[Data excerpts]

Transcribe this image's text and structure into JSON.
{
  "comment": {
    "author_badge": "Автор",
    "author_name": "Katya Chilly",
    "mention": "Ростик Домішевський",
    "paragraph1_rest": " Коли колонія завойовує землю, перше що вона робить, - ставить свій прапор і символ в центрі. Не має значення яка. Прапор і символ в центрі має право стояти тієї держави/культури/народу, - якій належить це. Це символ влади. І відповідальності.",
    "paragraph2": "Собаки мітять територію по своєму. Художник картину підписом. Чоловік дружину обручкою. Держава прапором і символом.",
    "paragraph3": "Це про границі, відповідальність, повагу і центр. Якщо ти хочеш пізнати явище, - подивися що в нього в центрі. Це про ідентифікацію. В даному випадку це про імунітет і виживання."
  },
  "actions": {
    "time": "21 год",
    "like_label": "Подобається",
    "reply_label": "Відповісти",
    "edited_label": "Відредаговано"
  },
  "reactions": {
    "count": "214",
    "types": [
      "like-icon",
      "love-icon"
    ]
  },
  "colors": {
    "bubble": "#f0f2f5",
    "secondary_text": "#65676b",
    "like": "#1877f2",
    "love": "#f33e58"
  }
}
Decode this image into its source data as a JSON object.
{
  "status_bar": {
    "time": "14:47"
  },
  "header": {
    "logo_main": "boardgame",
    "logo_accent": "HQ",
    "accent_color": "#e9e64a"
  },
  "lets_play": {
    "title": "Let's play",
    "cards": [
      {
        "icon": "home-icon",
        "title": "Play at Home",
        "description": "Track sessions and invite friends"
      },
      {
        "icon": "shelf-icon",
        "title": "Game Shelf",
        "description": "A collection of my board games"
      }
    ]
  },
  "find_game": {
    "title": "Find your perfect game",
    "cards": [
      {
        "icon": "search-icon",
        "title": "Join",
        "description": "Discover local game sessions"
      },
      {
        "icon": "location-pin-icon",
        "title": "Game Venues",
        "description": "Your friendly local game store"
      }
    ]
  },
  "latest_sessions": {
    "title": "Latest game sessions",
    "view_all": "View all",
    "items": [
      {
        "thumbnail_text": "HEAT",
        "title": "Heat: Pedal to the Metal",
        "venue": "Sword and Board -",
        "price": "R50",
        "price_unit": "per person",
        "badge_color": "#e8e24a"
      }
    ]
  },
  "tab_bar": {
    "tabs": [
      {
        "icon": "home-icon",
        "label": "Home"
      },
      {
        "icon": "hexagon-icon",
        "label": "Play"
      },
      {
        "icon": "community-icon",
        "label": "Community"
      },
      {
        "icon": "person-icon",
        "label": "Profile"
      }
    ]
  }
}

GOAL OF THE EXERCISE: Extract every record and return it verbatim.

WRITTEN RESPONSE:
Transcribe this image's text and structure into JSON.
{
  "comment": {
    "author_badge": "Автор",
    "author_name": "Katya Chilly",
    "mention": "Ростик Домішевський",
    "paragraph1_rest": " Коли колонія завойовує землю, перше що вона робить, - ставить свій прапор і символ в центрі. Не має значення яка. Прапор і символ в центрі має право стояти тієї держави/культури/народу, - якій належить це. Це символ влади. І відповідальності.",
    "paragraph2": "Собаки мітять територію по своєму. Художник картину підписом. Чоловік дружину обручкою. Держава прапором і символом.",
    "paragraph3": "Це про границі, відповідальність, повагу і центр. Якщо ти хочеш пізнати явище, - подивися що в нього в центрі. Це про ідентифікацію. В даному випадку це про імунітет і виживання."
  },
  "actions": {
    "time": "21 год",
    "like_label": "Подобається",
    "reply_label": "Відповісти",
    "edited_label": "Відредаговано"
  },
  "reactions": {
    "count": "214",
    "types": [
      "like-icon",
      "love-icon"
    ]
  },
  "colors": {
    "bubble": "#f0f2f5",
    "secondary_text": "#65676b",
    "like": "#1877f2",
    "love": "#f33e58"
  }
}
Decode this image into its source data as a JSON object.
{
  "status_bar": {
    "time": "14:47"
  },
  "header": {
    "logo_main": "boardgame",
    "logo_accent": "HQ",
    "accent_color": "#e9e64a"
  },
  "lets_play": {
    "title": "Let's play",
    "cards": [
      {
        "icon": "home-icon",
        "title": "Play at Home",
        "description": "Track sessions and invite friends"
      },
      {
        "icon": "shelf-icon",
        "title": "Game Shelf",
        "description": "A collection of my board games"
      }
    ]
  },
  "find_game": {
    "title": "Find your perfect game",
    "cards": [
      {
        "icon": "search-icon",
        "title": "Join",
        "description": "Discover local game sessions"
      },
      {
        "icon": "location-pin-icon",
        "title": "Game Venues",
        "description": "Your friendly local game store"
      }
    ]
  },
  "latest_sessions": {
    "title": "Latest game sessions",
    "view_all": "View all",
    "items": [
      {
        "thumbnail_text": "HEAT",
        "title": "Heat: Pedal to the Metal",
        "venue": "Sword and Board -",
        "price": "R50",
        "price_unit": "per person",
        "badge_color": "#e8e24a"
      }
    ]
  },
  "tab_bar": {
    "tabs": [
      {
        "icon": "home-icon",
        "label": "Home"
      },
      {
        "icon": "hexagon-icon",
        "label": "Play"
      },
      {
        "icon": "community-icon",
        "label": "Community"
      },
      {
        "icon": "person-icon",
        "label": "Profile"
      }
    ]
  }
}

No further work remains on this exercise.